Document segment →
Purpose of the Study:

  • To present a novel method for dynamic interactome analysis.
  • To enable the quantification of protein stoichiometry and temporal interactome changes.
  • To provide a time-efficient and accessible approach for studying the interactome.

Main Methods:

  • Size-exclusion chromatography (SEC) coupled with protein correlation profiling using stable isotope labeling by amino acids in cell culture (PCP-SILAC).
  • Utilizing co-elution of proteins in SEC fractions as a proxy for interaction.
  • Employing triplex SILAC for quantitative measurements of stoichiometry and temporal dynamics.

Main Results:

  • Identification of protein interactions based on co-elution profiles.
  • Quantification of protein stoichiometry within complexes.

Source material →
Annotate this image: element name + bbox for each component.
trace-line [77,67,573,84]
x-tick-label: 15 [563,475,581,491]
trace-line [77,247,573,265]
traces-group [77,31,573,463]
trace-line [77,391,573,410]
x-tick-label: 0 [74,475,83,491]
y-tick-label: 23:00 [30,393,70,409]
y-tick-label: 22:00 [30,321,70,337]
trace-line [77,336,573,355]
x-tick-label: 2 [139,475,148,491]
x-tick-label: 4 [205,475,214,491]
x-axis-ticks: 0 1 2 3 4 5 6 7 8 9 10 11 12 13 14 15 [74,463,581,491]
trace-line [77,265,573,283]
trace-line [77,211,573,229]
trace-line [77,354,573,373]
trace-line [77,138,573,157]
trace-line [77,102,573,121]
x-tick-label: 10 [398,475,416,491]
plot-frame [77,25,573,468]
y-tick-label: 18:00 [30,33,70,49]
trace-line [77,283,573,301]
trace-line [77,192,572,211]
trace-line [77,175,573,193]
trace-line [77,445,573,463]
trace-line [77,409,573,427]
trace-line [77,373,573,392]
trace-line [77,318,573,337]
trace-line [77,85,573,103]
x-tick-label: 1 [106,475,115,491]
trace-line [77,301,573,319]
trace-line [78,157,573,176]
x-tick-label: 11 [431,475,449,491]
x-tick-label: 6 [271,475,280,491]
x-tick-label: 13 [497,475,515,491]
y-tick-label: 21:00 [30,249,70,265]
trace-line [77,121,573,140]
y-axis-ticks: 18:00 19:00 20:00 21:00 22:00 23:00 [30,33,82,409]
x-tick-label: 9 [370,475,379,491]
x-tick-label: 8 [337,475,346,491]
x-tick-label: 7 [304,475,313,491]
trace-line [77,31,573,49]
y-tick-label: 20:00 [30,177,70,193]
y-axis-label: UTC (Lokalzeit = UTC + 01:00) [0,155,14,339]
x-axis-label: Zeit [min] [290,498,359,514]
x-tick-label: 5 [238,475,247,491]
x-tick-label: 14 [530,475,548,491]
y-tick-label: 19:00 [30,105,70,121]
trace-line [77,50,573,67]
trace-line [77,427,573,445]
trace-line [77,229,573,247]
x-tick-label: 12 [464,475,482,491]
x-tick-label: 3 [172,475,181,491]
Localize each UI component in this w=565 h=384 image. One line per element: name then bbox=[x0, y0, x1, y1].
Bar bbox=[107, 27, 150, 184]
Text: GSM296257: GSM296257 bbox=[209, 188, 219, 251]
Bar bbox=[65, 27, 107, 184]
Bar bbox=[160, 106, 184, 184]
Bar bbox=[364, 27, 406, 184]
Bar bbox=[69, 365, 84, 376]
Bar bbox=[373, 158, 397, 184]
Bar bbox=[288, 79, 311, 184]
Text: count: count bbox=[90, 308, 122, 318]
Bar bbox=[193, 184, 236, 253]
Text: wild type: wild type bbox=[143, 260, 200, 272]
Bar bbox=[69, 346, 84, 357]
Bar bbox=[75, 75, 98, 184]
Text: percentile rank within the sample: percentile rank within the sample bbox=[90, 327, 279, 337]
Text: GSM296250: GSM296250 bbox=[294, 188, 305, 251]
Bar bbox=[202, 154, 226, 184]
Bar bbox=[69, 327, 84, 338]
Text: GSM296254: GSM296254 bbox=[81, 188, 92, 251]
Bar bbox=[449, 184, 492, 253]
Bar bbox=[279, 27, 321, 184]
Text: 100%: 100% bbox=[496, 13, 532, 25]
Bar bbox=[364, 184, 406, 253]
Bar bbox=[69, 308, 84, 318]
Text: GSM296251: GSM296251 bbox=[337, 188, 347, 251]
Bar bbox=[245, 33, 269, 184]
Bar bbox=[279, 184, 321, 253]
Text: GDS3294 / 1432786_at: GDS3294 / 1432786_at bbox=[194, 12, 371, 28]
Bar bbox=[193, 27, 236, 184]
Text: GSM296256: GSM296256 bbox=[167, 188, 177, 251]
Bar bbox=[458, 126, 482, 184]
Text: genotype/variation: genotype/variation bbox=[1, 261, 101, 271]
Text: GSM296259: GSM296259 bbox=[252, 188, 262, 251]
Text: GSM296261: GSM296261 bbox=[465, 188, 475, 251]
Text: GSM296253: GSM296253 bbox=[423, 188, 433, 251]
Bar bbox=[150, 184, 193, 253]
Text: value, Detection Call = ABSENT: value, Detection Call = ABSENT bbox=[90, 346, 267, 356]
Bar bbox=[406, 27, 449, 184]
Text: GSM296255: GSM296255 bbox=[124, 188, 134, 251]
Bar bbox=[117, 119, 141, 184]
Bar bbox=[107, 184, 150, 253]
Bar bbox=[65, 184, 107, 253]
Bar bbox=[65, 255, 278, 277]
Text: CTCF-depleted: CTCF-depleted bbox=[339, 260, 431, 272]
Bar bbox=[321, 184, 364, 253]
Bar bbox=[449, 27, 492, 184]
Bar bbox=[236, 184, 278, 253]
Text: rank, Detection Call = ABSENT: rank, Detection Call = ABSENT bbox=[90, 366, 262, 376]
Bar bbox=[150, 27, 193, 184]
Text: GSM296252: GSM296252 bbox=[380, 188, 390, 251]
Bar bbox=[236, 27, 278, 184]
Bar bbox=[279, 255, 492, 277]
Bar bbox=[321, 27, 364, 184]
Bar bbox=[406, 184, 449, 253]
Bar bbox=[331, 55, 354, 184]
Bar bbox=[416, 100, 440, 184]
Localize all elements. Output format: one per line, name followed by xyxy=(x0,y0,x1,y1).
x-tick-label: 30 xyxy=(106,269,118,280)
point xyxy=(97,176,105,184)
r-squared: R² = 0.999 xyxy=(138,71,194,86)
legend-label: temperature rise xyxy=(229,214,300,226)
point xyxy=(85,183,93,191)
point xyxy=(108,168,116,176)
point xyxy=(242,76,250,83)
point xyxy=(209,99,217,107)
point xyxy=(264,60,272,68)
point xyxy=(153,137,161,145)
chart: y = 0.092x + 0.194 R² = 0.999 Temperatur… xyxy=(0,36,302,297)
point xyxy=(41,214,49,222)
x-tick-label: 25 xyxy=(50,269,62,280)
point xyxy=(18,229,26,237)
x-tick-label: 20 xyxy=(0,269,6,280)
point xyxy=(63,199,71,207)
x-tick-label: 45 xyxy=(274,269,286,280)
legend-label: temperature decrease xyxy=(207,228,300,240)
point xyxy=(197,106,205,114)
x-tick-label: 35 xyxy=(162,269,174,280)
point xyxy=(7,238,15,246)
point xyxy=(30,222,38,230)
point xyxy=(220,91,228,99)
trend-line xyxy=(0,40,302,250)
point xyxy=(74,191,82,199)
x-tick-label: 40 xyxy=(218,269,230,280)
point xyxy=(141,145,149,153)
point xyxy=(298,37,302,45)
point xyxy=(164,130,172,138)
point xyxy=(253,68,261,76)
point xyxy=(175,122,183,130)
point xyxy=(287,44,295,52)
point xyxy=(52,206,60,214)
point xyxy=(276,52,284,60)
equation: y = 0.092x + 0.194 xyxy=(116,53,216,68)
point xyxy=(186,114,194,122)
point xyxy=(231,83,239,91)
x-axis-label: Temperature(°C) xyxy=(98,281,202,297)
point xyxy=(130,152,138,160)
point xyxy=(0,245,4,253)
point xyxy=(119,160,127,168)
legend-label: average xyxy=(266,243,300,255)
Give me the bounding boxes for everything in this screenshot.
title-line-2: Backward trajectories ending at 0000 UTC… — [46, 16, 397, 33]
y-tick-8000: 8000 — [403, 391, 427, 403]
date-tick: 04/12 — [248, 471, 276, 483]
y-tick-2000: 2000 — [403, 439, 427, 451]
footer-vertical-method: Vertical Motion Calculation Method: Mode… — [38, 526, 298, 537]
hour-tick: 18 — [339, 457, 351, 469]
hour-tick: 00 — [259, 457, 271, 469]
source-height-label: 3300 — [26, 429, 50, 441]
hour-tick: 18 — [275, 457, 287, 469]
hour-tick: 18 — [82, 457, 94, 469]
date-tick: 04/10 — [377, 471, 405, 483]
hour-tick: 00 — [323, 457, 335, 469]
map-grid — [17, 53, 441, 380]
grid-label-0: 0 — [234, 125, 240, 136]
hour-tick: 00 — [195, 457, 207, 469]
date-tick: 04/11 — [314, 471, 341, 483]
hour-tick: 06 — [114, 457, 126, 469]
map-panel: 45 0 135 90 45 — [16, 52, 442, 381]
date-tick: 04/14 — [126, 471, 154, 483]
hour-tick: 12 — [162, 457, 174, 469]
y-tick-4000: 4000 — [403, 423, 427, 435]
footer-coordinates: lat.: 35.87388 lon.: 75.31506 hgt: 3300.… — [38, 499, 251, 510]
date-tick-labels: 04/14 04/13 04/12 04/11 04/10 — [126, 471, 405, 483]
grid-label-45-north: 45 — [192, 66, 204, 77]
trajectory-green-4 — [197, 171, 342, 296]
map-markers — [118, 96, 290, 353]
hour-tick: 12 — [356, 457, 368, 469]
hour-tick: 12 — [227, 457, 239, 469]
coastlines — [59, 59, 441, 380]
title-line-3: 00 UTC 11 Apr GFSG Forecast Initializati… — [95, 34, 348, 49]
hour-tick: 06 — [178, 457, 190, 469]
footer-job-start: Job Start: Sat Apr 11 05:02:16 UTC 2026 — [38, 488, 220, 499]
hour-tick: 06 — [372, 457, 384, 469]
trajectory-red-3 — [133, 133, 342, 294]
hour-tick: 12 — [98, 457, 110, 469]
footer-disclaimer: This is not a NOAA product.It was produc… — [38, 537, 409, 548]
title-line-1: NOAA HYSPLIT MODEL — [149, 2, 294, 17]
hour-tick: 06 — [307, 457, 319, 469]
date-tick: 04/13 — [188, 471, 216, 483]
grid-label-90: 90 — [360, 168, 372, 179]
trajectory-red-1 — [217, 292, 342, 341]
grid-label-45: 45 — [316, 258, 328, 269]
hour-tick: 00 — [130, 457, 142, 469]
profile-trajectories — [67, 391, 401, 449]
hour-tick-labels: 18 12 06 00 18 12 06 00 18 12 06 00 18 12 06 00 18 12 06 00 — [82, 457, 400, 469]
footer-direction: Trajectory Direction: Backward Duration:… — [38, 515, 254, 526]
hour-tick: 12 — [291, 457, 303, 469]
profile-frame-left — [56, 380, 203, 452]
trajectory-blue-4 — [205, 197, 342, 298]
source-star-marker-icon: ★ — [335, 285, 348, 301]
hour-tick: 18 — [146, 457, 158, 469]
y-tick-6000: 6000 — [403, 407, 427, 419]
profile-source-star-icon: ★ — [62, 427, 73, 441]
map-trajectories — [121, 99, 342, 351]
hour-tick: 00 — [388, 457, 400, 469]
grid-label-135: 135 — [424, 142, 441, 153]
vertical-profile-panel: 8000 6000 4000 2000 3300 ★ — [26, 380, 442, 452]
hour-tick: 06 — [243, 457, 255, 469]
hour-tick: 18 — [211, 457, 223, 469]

Actions to take →
1) According to the study summary, what serves as a proxy for protein interaction?
2) Continue the study summary on dynamic interactome analysis from its last line.

Answer set →
1) The co-elution of proteins in SEC fractions.

2)
  • Detection of dynamic changes in protein interactions over time or upon perturbation.
  • Demonstration of SEC-PCP-SILAC's efficiency, generating significantly fewer samples for analysis compared to traditional methods.

Conclusions:

  • SEC-PCP-SILAC offers a powerful, quantitative, and dynamic approach to interactome mapping.
  • The method overcomes limitations of traditional techniques by avoiding overexpression and fusion proteins.
  • SEC-PCP-SILAC is time-efficient and accessible, facilitating broader study of cellular interactomes.